Extract to read:
****************************************
One of my favorite means of underlining just how out of touch I am with popular culture is to read the end-of-year “What’s hot and what’s not” predictions. Looking back on what was supposed to have been hot in the year just ending and realizing I have no idea what most of them are (or were) would be a humbling experience if I decided to take it seriously. (Honey Boo-Who?)
I guess they’re fun to write, and unlike political pundits — whose 2012 election predictions were parsed immediately on Wednesday, November 7 — I doubt anyone gets called out if the predictions didn’t hold up. Or, for that matter, if anyone’s checking to see if the things/people supposedly reaching their sunset of popularity on December 31 were in fact predicted to be the in things on January 1. My guess is that since virtually none of these is a life or death issue, being wrong doesn’t disqualify you from making predictions next year (after all, it’s not like political pundits go away after being wrong either.)
****************************************
Dataset content:
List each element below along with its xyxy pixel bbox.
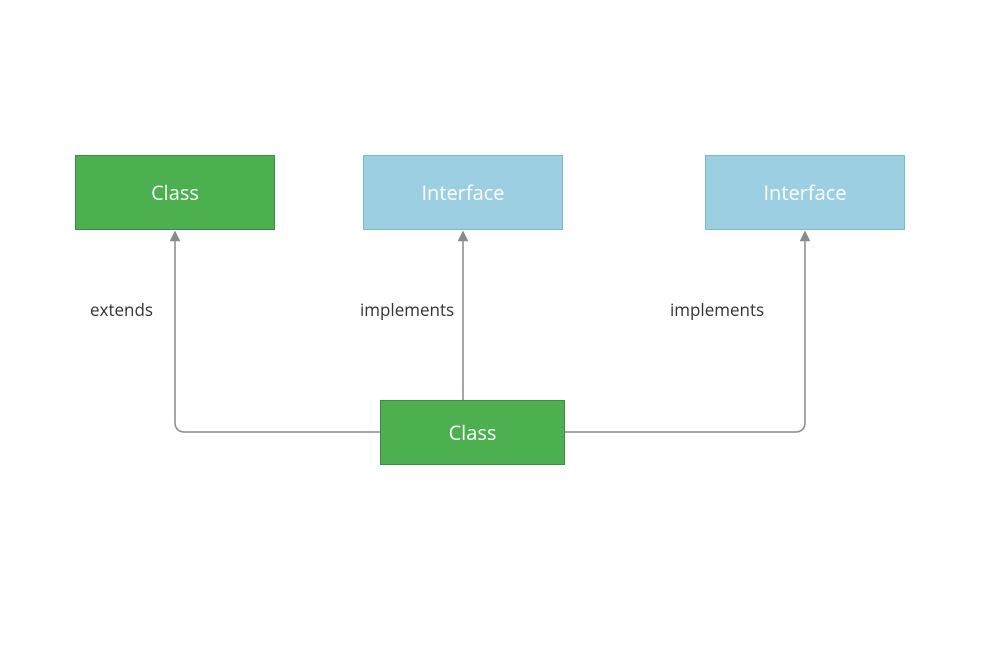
****************************************
Written problem A: Summarize the passage on year-end predictions in two sentences.
Written problem B: Restate the passage on year-end predictions from "I guess they’re" to "being wrong either.)", renaming "political pundits" as "television analysts".
The listing has nothing to do with the passage on year-end predictions.

Expected answer A: The writer enjoys reading end-of-year "What's hot and what's not" predictions because they show how out of touch the writer is with popular culture, since most of the supposedly hot items are unfamiliar. Unlike political pundits, whose 2012 election predictions were examined right away, the writer doubts these forecasters are ever called out, and because none of the topics is a life or death issue, being wrong does not keep them from predicting again the next year.

Expected answer B:
I guess they’re fun to write, and unlike television analysts — whose 2012 election predictions were parsed immediately on Wednesday, November 7 — I doubt anyone gets called out if the predictions didn’t hold up. Or, for that matter, if anyone’s checking to see if the things/people supposedly reaching their sunset of popularity on December 31 were in fact predicted to be the in things on January 1. My guess is that since virtually none of these is a life or death issue, being wrong doesn’t disqualify you from making predictions next year (after all, it’s not like television analysts go away after being wrong either.)